**EXERCISE TASK A:** Please sum up the parade blog entry in three sentences.
**EXERCISE TASK B:** Continue the parade blog entry from the point where it stops.

**SOURCE PASSAGE:**
Monday, September 18, 2006

back from connecticut

well, i'm back home safe and sound from connecticut. the road signage continued to be woefully inadequate at almost all times. the interstate freeways themselves, because they are under federal guidelines, were adequately marked. however, getting onto them from the state and local roads was occasionally a very dicey game.

yesterday was the gay pride parade in dallas and i rode my motorcycle. i'd affixed a texas flag and a us/pride flag to the back. my girlfriend had attached a us flag and a banner for her motorcycle club, so we got to lead the group out with our flag display. i picked up a passenger. she was some cute kid who had turned 19 just the day before and had ALWAYS wanted to ride on a motorcycle, etc. her girlfriend rode along as a passenger with my girlfriend, so that was some nice symmetry. it was slick and rainy and there was junk all over the street that various floats ahead of us had tried to toss at the crowd and then missed. how you could throw and miss a wall of people 4 feet from you, i don't know. but i assure you, there was plenty of flotsam atop the oil slick atop the water-slick streets. it made some of those parade maneuvers a bit scary. it was my first time carrying a passenger, and i was terrified that i might drop the bike in a turn or hit a string of beads just as i was braking down a hill and slide right into the antique car in front of me. anyway, i survived. and photos seem to indicate i was smiling:
I'm smiling!
that's me out front looking at the camera. in the vee between my flagpoles you can see my girlfriend laughing out loud at something. now, back to the trash on the street question - how can you throw something at a crowd like that and MISS?!?!
here's another picture. it's a little blurry, but it's got a much better angle:
it rained on us all day long, which was a mixed blessing. the temperature was cooler than our daytime average, but then... we were all wearing wet underwear and socks. really, nothing dampens my mood quite like wet socks and underwear. hunger and cold can make me really cranky, but for general mood funk - wet socks and underwear are the ultimate trigger.

the photographer noted that she'd never seen my hair braided up like that before. it's really just gotten long enough for that quite recently, since i'm growing it out again after having donated it to Locks Of Love. i think i've only worn it braided 4 times this year. braiding my own hair is one of those phenomenally useful skills i picked up along the way rather by accident and didn't appreciate the value of until well after the fact. the other two skills i count in that way are typing and the "roll step".

i rebelled against taking typing when my mom "suggested" it my freshman year of high school. "but moooooom! i'm not going to be a secretary, i don't need typing!" you almost have to be a freshman in high school with no understanding of how an office works to comprehend how much scorn i heaped on the words 'secretary' and 'typing'. needless to say, i've used my typing skills nearly every day since then and couldn't be more grateful to my mother for insisting that i learn.

**RAW RECORDS:**
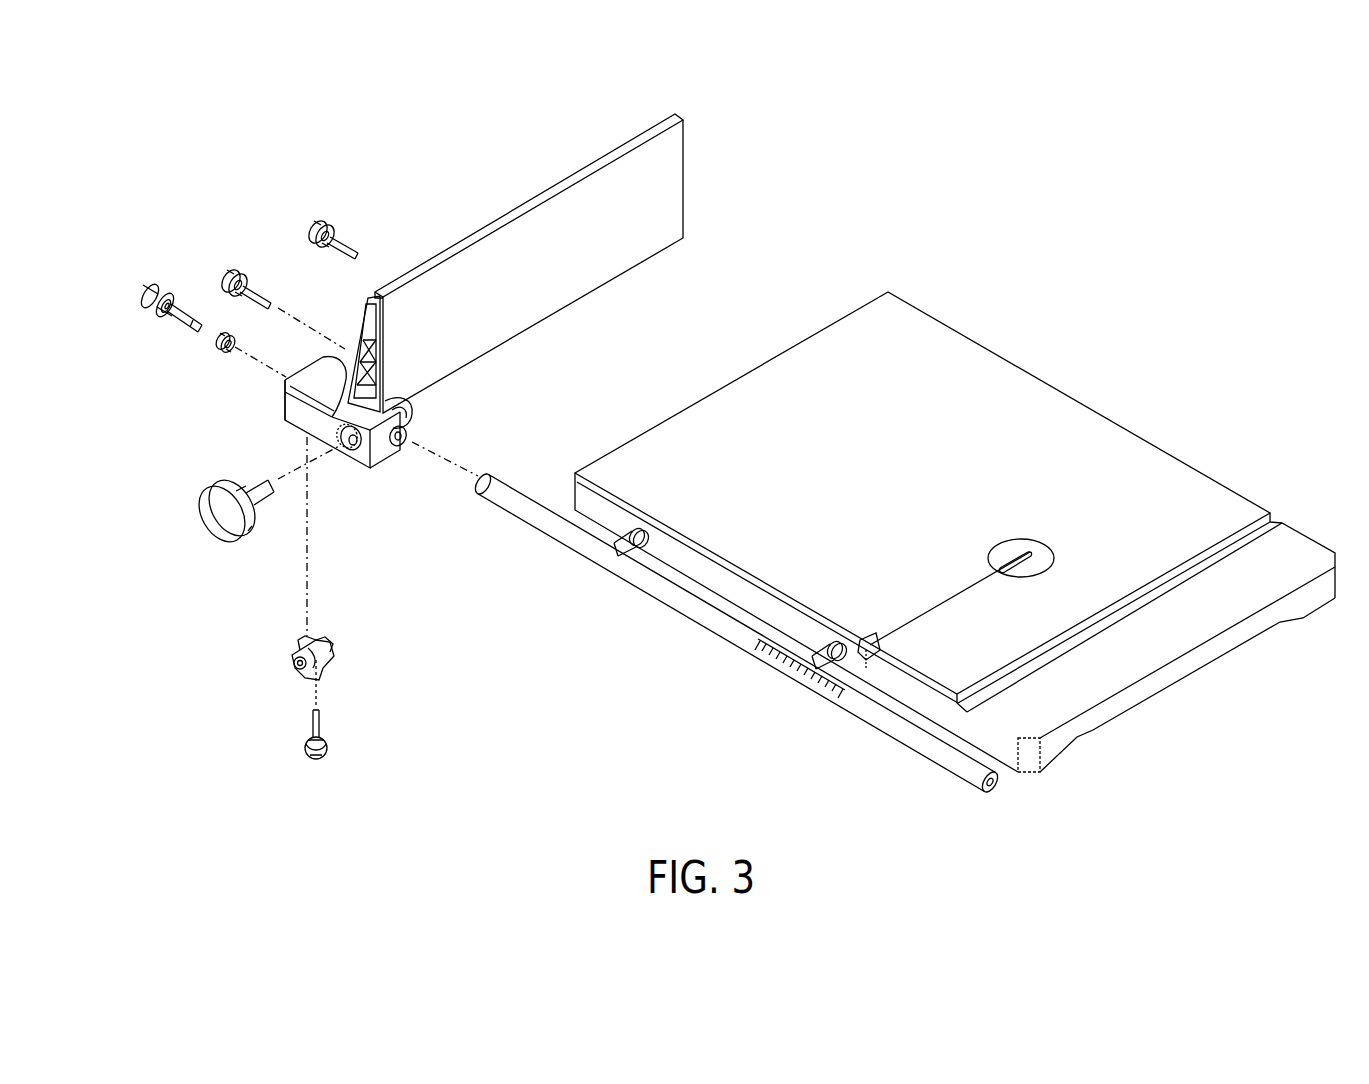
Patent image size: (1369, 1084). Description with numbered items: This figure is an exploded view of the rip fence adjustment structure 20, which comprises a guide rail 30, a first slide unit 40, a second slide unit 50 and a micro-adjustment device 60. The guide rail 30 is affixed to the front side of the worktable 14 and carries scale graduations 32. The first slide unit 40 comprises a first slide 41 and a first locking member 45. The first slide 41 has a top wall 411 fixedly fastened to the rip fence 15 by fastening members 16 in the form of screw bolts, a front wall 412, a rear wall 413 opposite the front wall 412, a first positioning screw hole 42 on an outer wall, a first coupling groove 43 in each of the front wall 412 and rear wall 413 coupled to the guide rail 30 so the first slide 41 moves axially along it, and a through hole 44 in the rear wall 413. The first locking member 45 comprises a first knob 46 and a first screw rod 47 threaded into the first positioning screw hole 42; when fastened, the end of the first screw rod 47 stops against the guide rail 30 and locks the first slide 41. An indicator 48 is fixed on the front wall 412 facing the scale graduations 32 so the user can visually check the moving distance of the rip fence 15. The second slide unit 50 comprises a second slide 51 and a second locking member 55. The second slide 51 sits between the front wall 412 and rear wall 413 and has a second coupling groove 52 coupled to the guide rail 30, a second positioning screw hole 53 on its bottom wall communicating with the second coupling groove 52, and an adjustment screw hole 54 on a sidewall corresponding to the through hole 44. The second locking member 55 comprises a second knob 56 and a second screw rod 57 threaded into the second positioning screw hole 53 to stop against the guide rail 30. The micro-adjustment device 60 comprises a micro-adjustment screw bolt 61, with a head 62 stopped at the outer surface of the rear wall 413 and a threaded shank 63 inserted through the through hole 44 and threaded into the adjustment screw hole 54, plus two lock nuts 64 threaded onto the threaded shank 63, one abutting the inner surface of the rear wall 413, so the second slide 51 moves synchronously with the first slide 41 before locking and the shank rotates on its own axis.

The worktable 14 is at (1033, 412).
The rip fence 15 is at (653, 196).
The fastening members 16 is at (212, 266).
The rip fence adjustment structure 20 is at (187, 724).
The guide rail 30 is at (682, 603).
The scale graduations 32 is at (795, 673).
The first slide unit 40 is at (97, 563).
The first slide 41 is at (303, 468).
The top wall 411 is at (347, 368).
The front wall 412 is at (378, 452).
The rear wall 413 is at (268, 427).
The first positioning screw hole 42 is at (349, 450).
The first coupling groove 43 is at (403, 446).
The through hole 44 is at (294, 383).
The first locking member 45 is at (261, 586).
The first knob 46 is at (218, 518).
The first screw rod 47 is at (273, 500).
The indicator 48 is at (412, 412).
The second slide unit 50 is at (440, 670).
The second slide 51 is at (352, 674).
The second coupling groove 52 is at (328, 654).
The second positioning screw hole 53 is at (304, 676).
The adjustment screw hole 54 is at (297, 669).
The second locking member 55 is at (392, 697).
The second knob 56 is at (326, 750).
The second screw rod 57 is at (325, 723).
The micro-adjustment device 60 is at (107, 397).
The micro-adjustment screw bolt 61 is at (102, 337).
The head 62 is at (148, 306).
The threaded shank 63 is at (182, 322).
The lock nuts 64 is at (216, 360).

**FINAL RESULT A:** Back home from Connecticut, where the road signs getting onto the interstates were often inadequate, the writer rode a motorcycle in the Dallas gay pride parade with flags mounted on the back. Carrying a passenger for the first time on rainy streets covered in oil and thrown debris was frightening, but the writer survived, smiled in the photos, and spent the day in wet socks and underwear. A remark about the writer's braided hair, now growing out after a donation to Locks Of Love, leads into braiding, typing, and the "roll step" as useful skills picked up by accident, including the typing the writer resisted as a high school freshman but has used nearly every day since.

**FINAL RESULT B:**
the "roll step" is something you learn in the marching band. it's a way of placing your heel and of rolling your weight along the outside of your foot as you walk so you don't jounce along and break your teeth off with the mouthpiece of your musical instrument. if you like coffee, and have ever tried to walk back to your desk with a hot mugful, you realize the application immediately. until i made the ridiculous mistake of trying to wear women's dress shoes that matched my business attire better than they matched my lifestyle, i never spilled hot coffee on my fingers as i passed through the office. the "roll step" requires a reasonably flexibly-soled shoe with a relatively low heel on it. a glorious open-toed black franco santo with a 2" heel on it does NOT work with the roll step.

the hair braiding thing i owe to the air force academy. my hair is a giant mop which is not, under even the best of conditions, militarily uniform. nobody has the time or inclination to braid their roommate's hair every day, so my roommate showed me basically how she did her own and left me to adapt the technique for myself. i practiced a lot while reading history texts and eventually my hair got long enough and i got good enough. again, it's something i've used so often since then that i can't begin to imagine getting through my rugby career, my surveying jobs, or my professional career as an alarm-over-sleeper without it.

2 comments:

Anonymous said...

I don't think it's a question of "missing" when you throw things into that crowd. I think with the number of hands all surging towards the precious nickel's worth of beads, it acts as sort of a paddle that bats them back into the street. Although, I will admit that some of the "tossing" was really weak. The worst of them? Surprisingly the people on the softball float. Hmmmm......
Also, where I was standing, the gentlemen on the third floor balcony were throwing stuff down to the people on the street.

Anonymous said...

Sissie-face:

You are so much fun!! You should sell your words by the pound, you know. . .

I love you. Can't wait for a chance to actually sit & visit. My lunch plans firmed up today and I'm having dinner with Will tonight, but I'll try to call you this evening.

Love!

Pigpen.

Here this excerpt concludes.